◆ Description of the task ◆
Show all lines from the data that include the word "Then".

+--

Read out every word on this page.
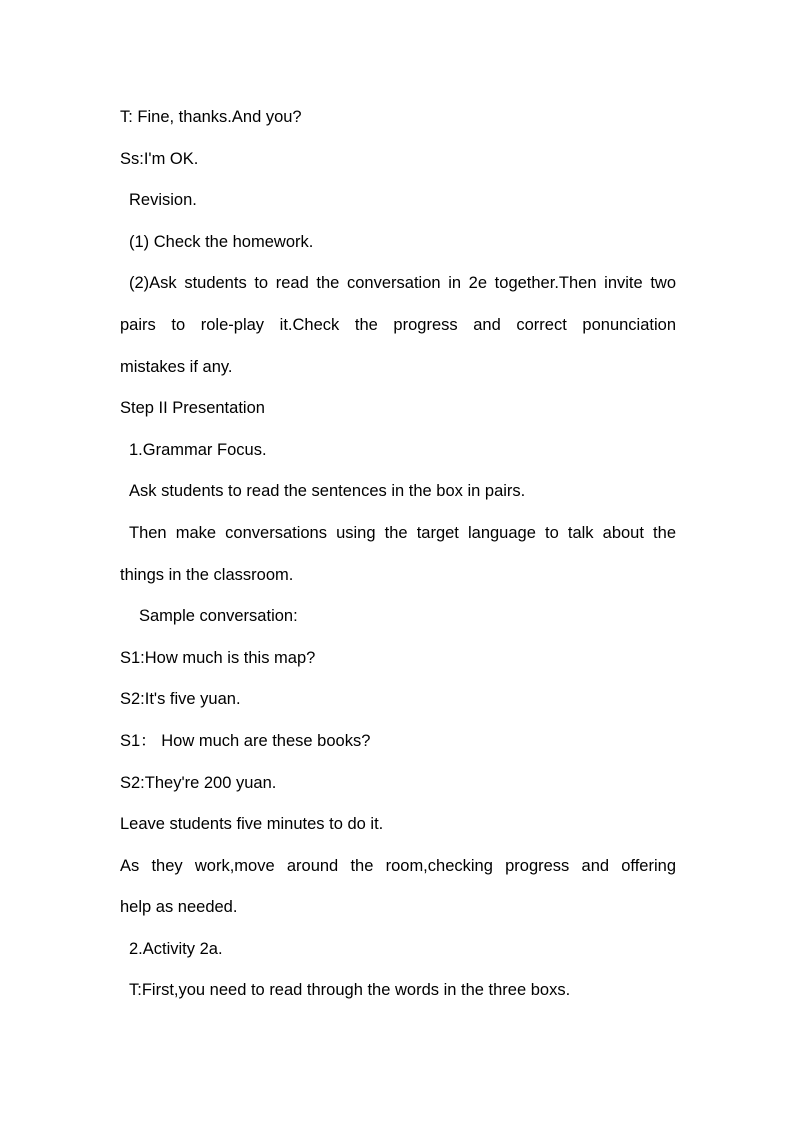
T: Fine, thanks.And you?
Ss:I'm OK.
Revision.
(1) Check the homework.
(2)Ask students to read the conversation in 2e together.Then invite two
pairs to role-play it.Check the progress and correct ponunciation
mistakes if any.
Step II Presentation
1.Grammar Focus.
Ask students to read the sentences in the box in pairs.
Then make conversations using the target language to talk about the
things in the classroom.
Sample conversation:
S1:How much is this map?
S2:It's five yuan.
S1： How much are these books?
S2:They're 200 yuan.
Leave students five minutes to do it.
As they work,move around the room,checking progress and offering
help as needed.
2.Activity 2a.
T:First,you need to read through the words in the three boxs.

+--

◆ Finished exercise ◆
(2)Ask students to read the conversation in 2e together.Then invite two
Then make conversations using the target language to talk about the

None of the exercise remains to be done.